**Exercise:**
Filter the lines below, copying only those with the string "Металличность".

**Provided data:**

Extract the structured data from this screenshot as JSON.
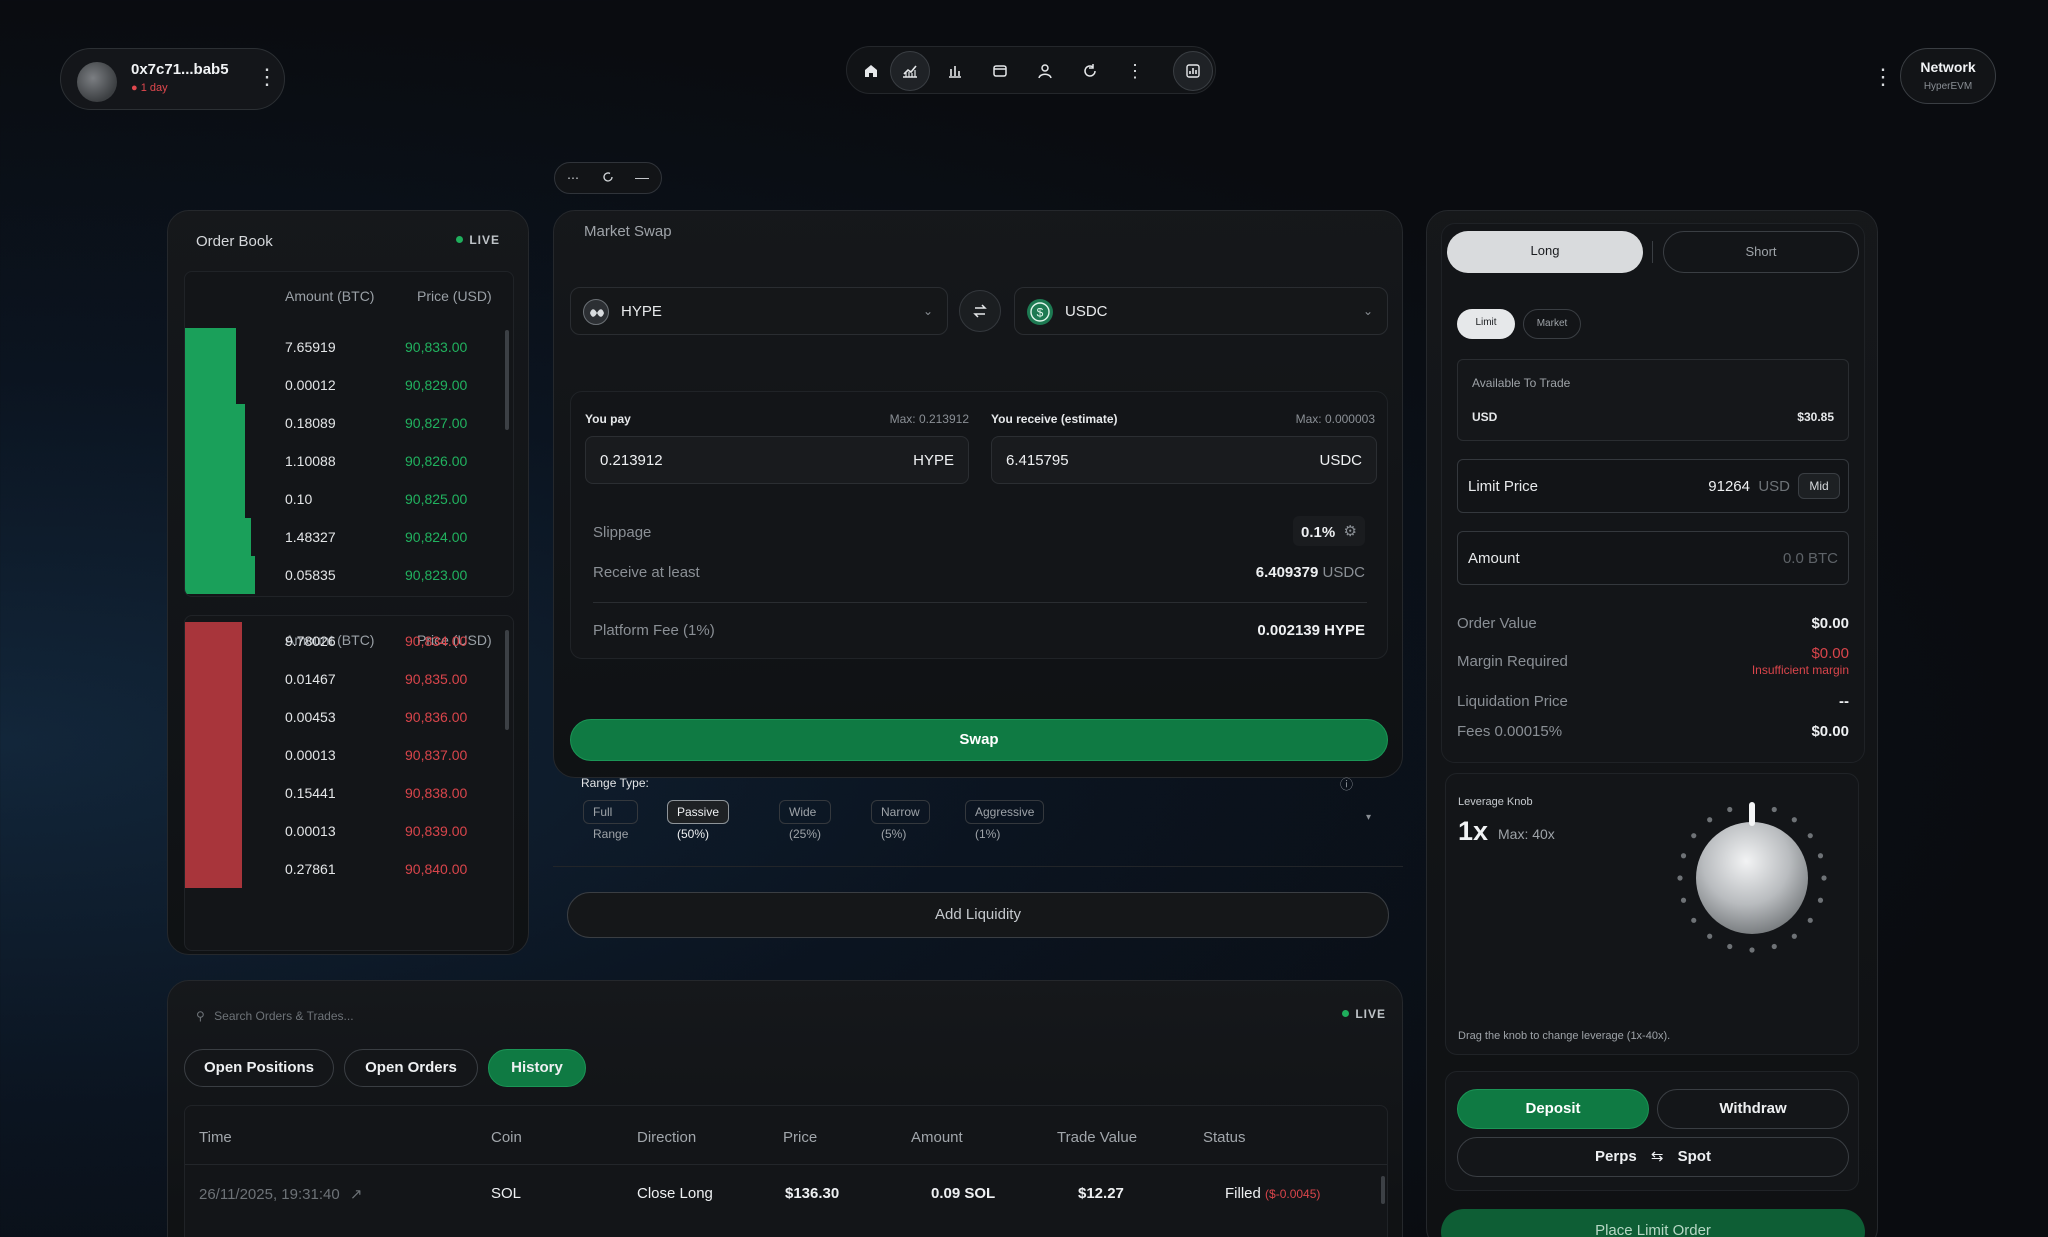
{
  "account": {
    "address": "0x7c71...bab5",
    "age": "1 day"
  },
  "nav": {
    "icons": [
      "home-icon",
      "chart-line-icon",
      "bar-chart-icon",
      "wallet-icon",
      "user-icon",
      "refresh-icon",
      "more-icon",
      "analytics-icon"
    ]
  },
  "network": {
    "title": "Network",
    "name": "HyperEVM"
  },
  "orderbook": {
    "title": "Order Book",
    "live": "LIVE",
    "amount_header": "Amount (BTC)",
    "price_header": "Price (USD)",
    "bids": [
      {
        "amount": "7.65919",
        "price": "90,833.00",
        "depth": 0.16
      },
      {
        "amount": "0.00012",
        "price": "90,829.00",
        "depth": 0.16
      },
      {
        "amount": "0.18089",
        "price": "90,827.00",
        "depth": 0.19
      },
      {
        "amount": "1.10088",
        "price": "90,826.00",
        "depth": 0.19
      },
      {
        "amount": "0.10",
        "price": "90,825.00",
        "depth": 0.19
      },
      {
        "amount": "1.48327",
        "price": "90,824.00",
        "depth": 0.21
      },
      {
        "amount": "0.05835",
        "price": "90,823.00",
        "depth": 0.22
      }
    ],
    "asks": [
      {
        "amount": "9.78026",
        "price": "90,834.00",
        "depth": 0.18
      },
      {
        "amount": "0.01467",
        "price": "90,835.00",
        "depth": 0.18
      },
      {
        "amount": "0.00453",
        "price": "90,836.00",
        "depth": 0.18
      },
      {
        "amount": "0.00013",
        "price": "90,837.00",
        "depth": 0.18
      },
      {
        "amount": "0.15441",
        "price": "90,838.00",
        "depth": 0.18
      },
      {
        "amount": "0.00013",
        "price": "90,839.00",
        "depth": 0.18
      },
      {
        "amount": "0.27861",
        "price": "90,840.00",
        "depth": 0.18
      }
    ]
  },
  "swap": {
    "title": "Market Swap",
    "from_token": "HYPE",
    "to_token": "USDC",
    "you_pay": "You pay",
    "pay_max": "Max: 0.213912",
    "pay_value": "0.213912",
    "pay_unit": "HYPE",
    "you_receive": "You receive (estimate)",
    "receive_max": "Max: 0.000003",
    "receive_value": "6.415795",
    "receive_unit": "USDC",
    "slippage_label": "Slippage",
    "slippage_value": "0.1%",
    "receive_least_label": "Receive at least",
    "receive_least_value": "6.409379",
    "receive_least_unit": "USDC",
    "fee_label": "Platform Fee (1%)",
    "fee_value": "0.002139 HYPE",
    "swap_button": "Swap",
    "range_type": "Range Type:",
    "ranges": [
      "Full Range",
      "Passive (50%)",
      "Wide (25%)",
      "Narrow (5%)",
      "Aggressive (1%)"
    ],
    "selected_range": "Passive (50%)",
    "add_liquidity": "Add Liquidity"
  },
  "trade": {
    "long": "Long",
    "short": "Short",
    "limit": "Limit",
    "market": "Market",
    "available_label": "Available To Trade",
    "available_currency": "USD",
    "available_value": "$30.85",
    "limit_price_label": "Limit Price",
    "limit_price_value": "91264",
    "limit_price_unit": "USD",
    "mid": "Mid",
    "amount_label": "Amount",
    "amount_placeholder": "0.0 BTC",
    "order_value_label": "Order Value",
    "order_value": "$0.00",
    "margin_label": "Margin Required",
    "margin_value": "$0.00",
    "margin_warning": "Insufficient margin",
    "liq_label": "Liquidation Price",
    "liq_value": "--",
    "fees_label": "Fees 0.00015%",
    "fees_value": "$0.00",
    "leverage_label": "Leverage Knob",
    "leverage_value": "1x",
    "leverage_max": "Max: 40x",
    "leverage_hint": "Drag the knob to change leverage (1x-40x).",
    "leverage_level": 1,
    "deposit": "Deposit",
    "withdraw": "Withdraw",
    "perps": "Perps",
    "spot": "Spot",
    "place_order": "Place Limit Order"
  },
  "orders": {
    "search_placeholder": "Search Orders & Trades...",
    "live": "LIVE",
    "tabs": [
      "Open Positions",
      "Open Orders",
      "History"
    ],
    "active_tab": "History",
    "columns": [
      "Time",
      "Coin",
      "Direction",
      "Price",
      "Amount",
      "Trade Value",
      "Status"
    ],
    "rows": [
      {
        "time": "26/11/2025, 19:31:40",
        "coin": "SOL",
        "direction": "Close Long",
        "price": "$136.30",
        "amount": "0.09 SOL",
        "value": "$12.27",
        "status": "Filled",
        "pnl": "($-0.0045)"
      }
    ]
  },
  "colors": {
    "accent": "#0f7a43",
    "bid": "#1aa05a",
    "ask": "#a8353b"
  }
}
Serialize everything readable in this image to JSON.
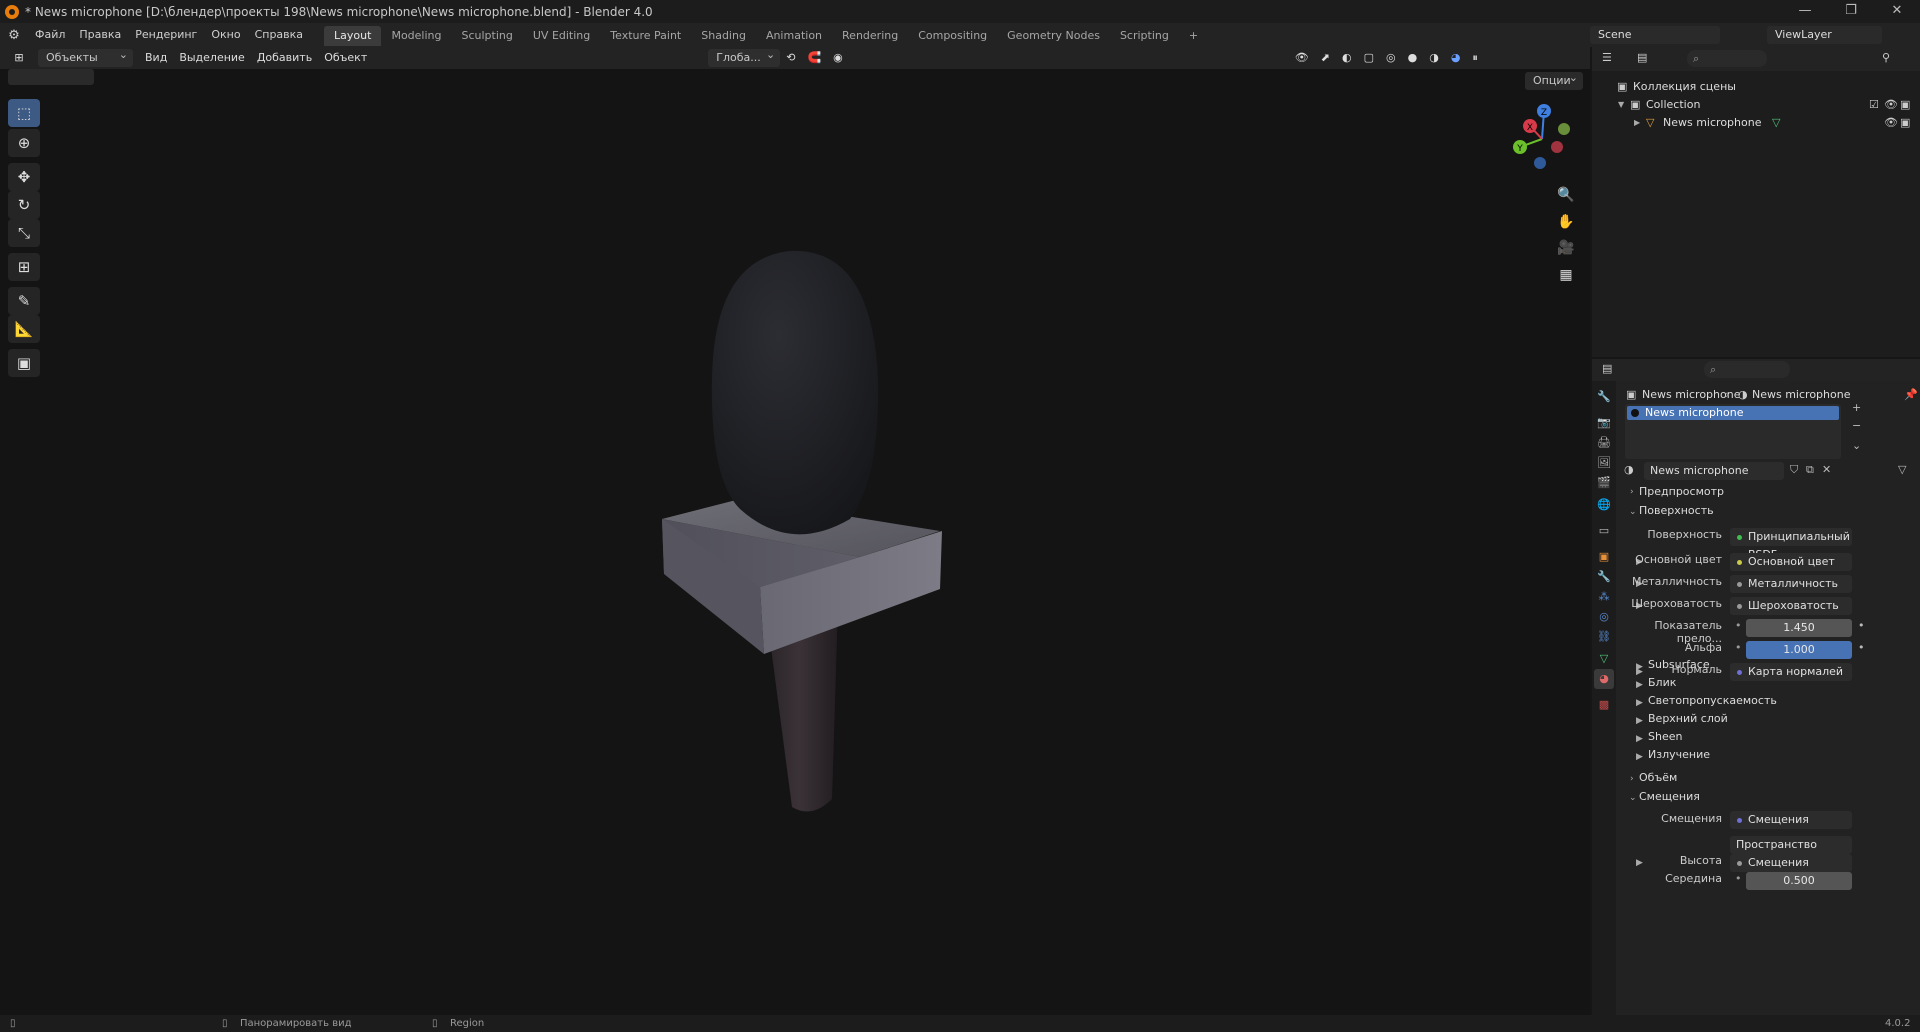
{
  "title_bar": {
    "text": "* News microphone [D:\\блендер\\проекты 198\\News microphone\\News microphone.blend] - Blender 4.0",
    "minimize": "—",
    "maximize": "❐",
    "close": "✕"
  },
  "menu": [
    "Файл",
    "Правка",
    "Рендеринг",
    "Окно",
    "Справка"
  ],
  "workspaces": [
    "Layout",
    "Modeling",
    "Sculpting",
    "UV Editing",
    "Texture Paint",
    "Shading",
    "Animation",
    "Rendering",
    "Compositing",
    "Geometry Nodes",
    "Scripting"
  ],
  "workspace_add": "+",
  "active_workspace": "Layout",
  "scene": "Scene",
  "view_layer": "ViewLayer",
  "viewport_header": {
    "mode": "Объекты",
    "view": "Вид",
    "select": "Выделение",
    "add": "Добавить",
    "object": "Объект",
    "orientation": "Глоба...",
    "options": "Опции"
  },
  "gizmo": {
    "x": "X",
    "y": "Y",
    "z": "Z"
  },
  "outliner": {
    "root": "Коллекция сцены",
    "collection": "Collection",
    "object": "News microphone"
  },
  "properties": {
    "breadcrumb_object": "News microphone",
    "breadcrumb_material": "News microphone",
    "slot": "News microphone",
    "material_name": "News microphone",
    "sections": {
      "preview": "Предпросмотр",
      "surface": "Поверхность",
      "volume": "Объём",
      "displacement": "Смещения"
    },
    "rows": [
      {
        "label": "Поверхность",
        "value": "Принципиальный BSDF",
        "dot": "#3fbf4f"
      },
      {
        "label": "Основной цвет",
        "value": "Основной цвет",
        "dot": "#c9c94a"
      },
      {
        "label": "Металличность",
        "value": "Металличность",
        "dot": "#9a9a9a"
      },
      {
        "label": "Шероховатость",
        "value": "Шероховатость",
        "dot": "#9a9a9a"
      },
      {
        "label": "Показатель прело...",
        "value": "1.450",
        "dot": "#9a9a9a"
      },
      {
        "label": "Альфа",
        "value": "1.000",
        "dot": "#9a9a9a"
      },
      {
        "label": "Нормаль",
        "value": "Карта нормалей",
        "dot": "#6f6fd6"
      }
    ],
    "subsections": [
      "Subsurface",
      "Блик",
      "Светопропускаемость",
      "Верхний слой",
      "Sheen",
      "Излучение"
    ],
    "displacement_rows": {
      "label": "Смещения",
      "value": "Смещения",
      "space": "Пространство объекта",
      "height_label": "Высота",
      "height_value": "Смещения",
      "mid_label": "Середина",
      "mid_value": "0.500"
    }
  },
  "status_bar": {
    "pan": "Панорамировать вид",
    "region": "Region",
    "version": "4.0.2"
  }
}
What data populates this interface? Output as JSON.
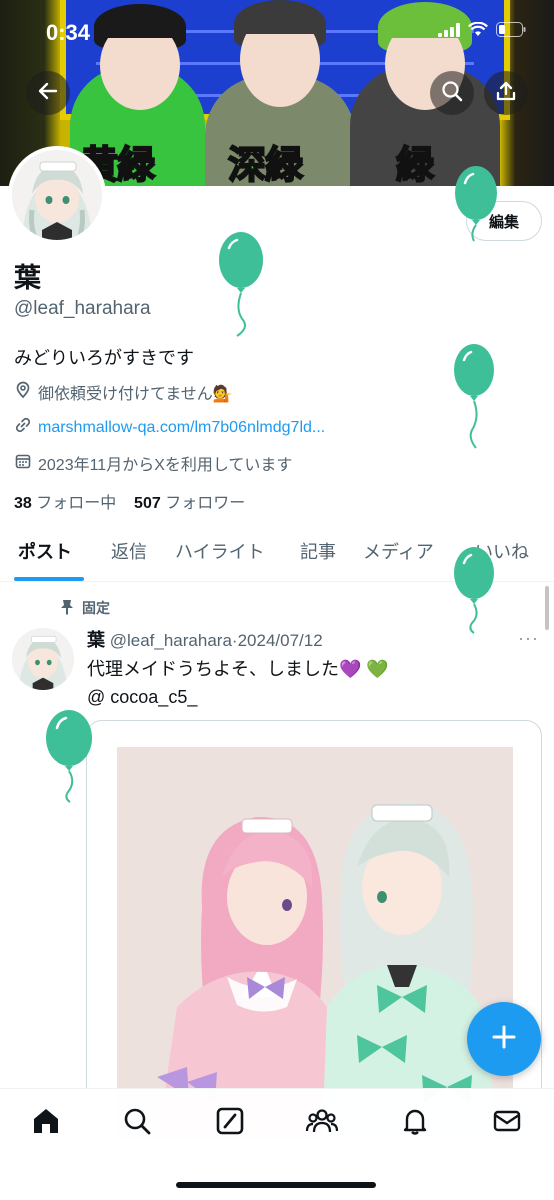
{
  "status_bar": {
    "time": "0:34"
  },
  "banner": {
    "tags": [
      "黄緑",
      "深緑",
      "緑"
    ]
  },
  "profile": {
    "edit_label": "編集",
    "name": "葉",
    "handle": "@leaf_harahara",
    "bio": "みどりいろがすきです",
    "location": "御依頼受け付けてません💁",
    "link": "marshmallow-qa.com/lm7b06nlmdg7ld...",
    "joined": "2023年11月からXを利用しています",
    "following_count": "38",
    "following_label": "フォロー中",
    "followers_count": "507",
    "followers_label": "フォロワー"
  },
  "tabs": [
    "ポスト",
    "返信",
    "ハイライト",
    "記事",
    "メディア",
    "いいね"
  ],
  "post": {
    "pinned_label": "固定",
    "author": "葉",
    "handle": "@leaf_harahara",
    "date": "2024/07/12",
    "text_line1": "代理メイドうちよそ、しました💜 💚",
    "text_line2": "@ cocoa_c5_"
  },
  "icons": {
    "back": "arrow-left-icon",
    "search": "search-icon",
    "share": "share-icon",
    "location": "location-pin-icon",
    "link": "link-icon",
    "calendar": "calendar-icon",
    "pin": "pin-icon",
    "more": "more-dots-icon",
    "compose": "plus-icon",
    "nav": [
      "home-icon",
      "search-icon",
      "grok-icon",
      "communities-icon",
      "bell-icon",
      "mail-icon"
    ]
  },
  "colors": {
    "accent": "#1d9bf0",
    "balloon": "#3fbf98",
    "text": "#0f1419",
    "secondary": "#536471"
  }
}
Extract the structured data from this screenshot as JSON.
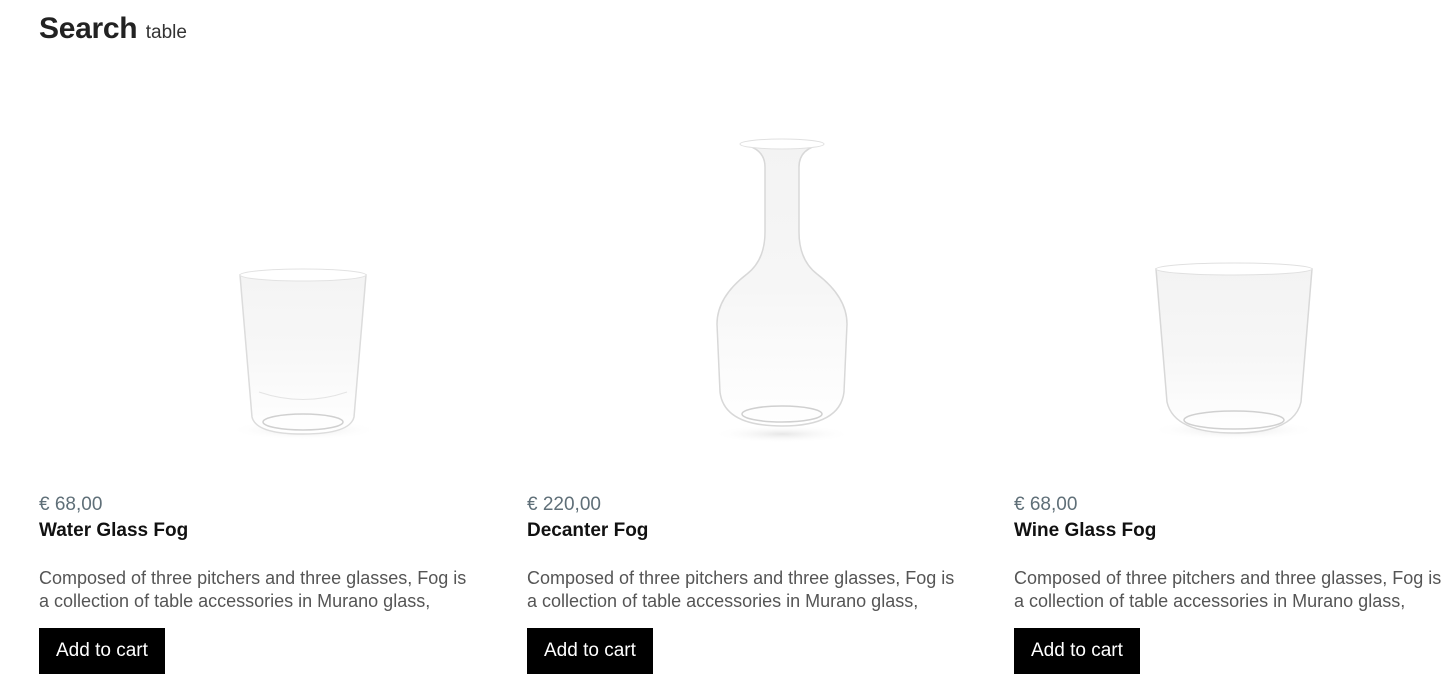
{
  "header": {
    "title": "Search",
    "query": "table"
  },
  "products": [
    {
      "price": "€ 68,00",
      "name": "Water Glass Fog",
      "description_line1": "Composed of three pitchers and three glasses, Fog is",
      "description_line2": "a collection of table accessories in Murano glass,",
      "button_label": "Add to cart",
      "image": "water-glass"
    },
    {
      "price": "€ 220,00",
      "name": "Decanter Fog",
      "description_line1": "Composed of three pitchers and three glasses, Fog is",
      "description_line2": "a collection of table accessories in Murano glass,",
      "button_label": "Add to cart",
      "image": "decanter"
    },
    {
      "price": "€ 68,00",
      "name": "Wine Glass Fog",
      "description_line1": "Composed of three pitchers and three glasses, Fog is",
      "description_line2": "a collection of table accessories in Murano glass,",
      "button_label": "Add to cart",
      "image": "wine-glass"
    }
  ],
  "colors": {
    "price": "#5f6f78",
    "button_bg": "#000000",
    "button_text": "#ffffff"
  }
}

**Output of the exercise:**
        "label": "Металличность",
        "value": "Металличность",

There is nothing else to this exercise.